start
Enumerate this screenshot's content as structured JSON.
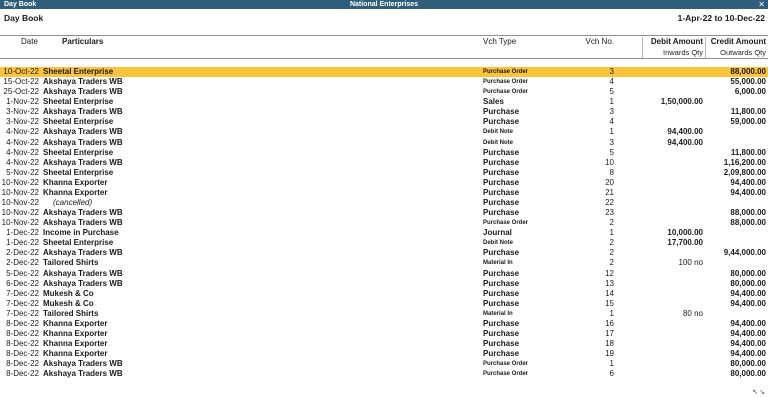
{
  "window": {
    "left_title": "Day Book",
    "company": "National Enterprises",
    "close_glyph": "✕"
  },
  "report": {
    "title": "Day Book",
    "period": "1-Apr-22 to 10-Dec-22"
  },
  "columns": {
    "date": "Date",
    "particulars": "Particulars",
    "vch_type": "Vch Type",
    "vch_no": "Vch No.",
    "debit": "Debit Amount",
    "credit": "Credit Amount",
    "debit_sub": "Inwards Qty",
    "credit_sub": "Outwards Qty"
  },
  "rows": [
    {
      "date": "10-Oct-22",
      "particulars": "Sheetal Enterprise",
      "vch_type": "Purchase Order",
      "vch_no": "3",
      "debit": "",
      "credit": "88,000.00"
    },
    {
      "date": "15-Oct-22",
      "particulars": "Akshaya Traders WB",
      "vch_type": "Purchase Order",
      "vch_no": "4",
      "debit": "",
      "credit": "55,000.00"
    },
    {
      "date": "25-Oct-22",
      "particulars": "Akshaya Traders WB",
      "vch_type": "Purchase Order",
      "vch_no": "5",
      "debit": "",
      "credit": "6,000.00"
    },
    {
      "date": "1-Nov-22",
      "particulars": "Sheetal Enterprise",
      "vch_type": "Sales",
      "vch_no": "1",
      "debit": "1,50,000.00",
      "credit": ""
    },
    {
      "date": "3-Nov-22",
      "particulars": "Akshaya Traders WB",
      "vch_type": "Purchase",
      "vch_no": "3",
      "debit": "",
      "credit": "11,800.00"
    },
    {
      "date": "3-Nov-22",
      "particulars": "Sheetal Enterprise",
      "vch_type": "Purchase",
      "vch_no": "4",
      "debit": "",
      "credit": "59,000.00"
    },
    {
      "date": "4-Nov-22",
      "particulars": "Akshaya Traders WB",
      "vch_type": "Debit Note",
      "vch_no": "1",
      "debit": "94,400.00",
      "credit": ""
    },
    {
      "date": "4-Nov-22",
      "particulars": "Akshaya Traders WB",
      "vch_type": "Debit Note",
      "vch_no": "3",
      "debit": "94,400.00",
      "credit": ""
    },
    {
      "date": "4-Nov-22",
      "particulars": "Sheetal Enterprise",
      "vch_type": "Purchase",
      "vch_no": "5",
      "debit": "",
      "credit": "11,800.00"
    },
    {
      "date": "4-Nov-22",
      "particulars": "Akshaya Traders WB",
      "vch_type": "Purchase",
      "vch_no": "10",
      "debit": "",
      "credit": "1,16,200.00"
    },
    {
      "date": "5-Nov-22",
      "particulars": "Sheetal Enterprise",
      "vch_type": "Purchase",
      "vch_no": "8",
      "debit": "",
      "credit": "2,09,800.00"
    },
    {
      "date": "10-Nov-22",
      "particulars": "Khanna Exporter",
      "vch_type": "Purchase",
      "vch_no": "20",
      "debit": "",
      "credit": "94,400.00"
    },
    {
      "date": "10-Nov-22",
      "particulars": "Khanna Exporter",
      "vch_type": "Purchase",
      "vch_no": "21",
      "debit": "",
      "credit": "94,400.00"
    },
    {
      "date": "10-Nov-22",
      "particulars": "(cancelled)",
      "vch_type": "Purchase",
      "vch_no": "22",
      "debit": "",
      "credit": ""
    },
    {
      "date": "10-Nov-22",
      "particulars": "Akshaya Traders WB",
      "vch_type": "Purchase",
      "vch_no": "23",
      "debit": "",
      "credit": "88,000.00"
    },
    {
      "date": "10-Nov-22",
      "particulars": "Akshaya Traders WB",
      "vch_type": "Purchase Order",
      "vch_no": "2",
      "debit": "",
      "credit": "88,000.00"
    },
    {
      "date": "1-Dec-22",
      "particulars": "Income in Purchase",
      "vch_type": "Journal",
      "vch_no": "1",
      "debit": "10,000.00",
      "credit": ""
    },
    {
      "date": "1-Dec-22",
      "particulars": "Sheetal Enterprise",
      "vch_type": "Debit Note",
      "vch_no": "2",
      "debit": "17,700.00",
      "credit": ""
    },
    {
      "date": "2-Dec-22",
      "particulars": "Akshaya Traders WB",
      "vch_type": "Purchase",
      "vch_no": "2",
      "debit": "",
      "credit": "9,44,000.00"
    },
    {
      "date": "2-Dec-22",
      "particulars": "Tailored Shirts",
      "vch_type": "Material In",
      "vch_no": "2",
      "debit": "100 no",
      "credit": ""
    },
    {
      "date": "5-Dec-22",
      "particulars": "Akshaya Traders WB",
      "vch_type": "Purchase",
      "vch_no": "12",
      "debit": "",
      "credit": "80,000.00"
    },
    {
      "date": "6-Dec-22",
      "particulars": "Akshaya Traders WB",
      "vch_type": "Purchase",
      "vch_no": "13",
      "debit": "",
      "credit": "80,000.00"
    },
    {
      "date": "7-Dec-22",
      "particulars": "Mukesh & Co",
      "vch_type": "Purchase",
      "vch_no": "14",
      "debit": "",
      "credit": "94,400.00"
    },
    {
      "date": "7-Dec-22",
      "particulars": "Mukesh & Co",
      "vch_type": "Purchase",
      "vch_no": "15",
      "debit": "",
      "credit": "94,400.00"
    },
    {
      "date": "7-Dec-22",
      "particulars": "Tailored Shirts",
      "vch_type": "Material In",
      "vch_no": "1",
      "debit": "80 no",
      "credit": ""
    },
    {
      "date": "8-Dec-22",
      "particulars": "Khanna Exporter",
      "vch_type": "Purchase",
      "vch_no": "16",
      "debit": "",
      "credit": "94,400.00"
    },
    {
      "date": "8-Dec-22",
      "particulars": "Khanna Exporter",
      "vch_type": "Purchase",
      "vch_no": "17",
      "debit": "",
      "credit": "94,400.00"
    },
    {
      "date": "8-Dec-22",
      "particulars": "Khanna Exporter",
      "vch_type": "Purchase",
      "vch_no": "18",
      "debit": "",
      "credit": "94,400.00"
    },
    {
      "date": "8-Dec-22",
      "particulars": "Khanna Exporter",
      "vch_type": "Purchase",
      "vch_no": "19",
      "debit": "",
      "credit": "94,400.00"
    },
    {
      "date": "8-Dec-22",
      "particulars": "Akshaya Traders WB",
      "vch_type": "Purchase Order",
      "vch_no": "1",
      "debit": "",
      "credit": "80,000.00"
    },
    {
      "date": "8-Dec-22",
      "particulars": "Akshaya Traders WB",
      "vch_type": "Purchase Order",
      "vch_no": "6",
      "debit": "",
      "credit": "80,000.00"
    }
  ],
  "scroll_glyph": "↖↘",
  "colors": {
    "titlebar": "#2f5d7c",
    "selected_row": "#fcc33b"
  }
}
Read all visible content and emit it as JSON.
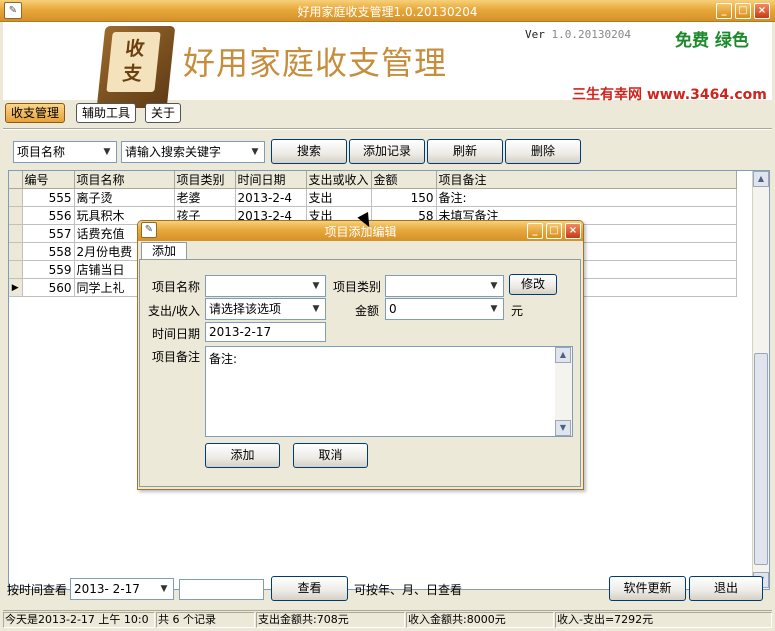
end
Using the listing above, say how many of its lines contain the string "JSON", giving nothing but the figure.

2